WORK INSTRUCTIONS -
Check the listing below line by line and report how many lines hold "tizimlarining", with no other words.

DATA FOR PROCESSING -
******************************

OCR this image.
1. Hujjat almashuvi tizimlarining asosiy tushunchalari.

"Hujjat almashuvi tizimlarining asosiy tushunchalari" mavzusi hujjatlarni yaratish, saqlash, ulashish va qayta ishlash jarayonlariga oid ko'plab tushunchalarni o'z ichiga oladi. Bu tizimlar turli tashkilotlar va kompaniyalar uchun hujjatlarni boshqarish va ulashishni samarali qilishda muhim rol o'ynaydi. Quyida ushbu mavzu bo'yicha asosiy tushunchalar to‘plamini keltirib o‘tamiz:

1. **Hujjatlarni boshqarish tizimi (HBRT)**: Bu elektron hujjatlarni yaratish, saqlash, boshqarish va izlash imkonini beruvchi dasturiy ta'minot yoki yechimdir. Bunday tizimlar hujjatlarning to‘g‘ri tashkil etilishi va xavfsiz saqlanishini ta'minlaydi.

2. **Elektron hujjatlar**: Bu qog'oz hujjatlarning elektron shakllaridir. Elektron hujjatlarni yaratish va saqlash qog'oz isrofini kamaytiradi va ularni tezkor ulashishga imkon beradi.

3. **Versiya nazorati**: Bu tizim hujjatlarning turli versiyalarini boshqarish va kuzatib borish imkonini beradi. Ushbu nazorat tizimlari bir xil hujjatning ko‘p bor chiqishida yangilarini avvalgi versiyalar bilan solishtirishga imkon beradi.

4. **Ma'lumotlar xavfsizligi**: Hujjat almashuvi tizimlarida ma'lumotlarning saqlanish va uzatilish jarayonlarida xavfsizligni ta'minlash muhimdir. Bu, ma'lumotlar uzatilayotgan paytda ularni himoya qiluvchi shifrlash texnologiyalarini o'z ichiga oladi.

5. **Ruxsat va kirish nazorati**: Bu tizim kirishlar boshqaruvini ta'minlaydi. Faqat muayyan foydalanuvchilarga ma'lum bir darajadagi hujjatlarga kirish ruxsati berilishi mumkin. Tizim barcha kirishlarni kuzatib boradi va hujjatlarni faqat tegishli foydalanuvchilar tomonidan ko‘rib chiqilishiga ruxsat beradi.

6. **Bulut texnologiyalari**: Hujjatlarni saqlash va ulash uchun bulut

******************************

RESULT FOR THIS EXERCISE -
2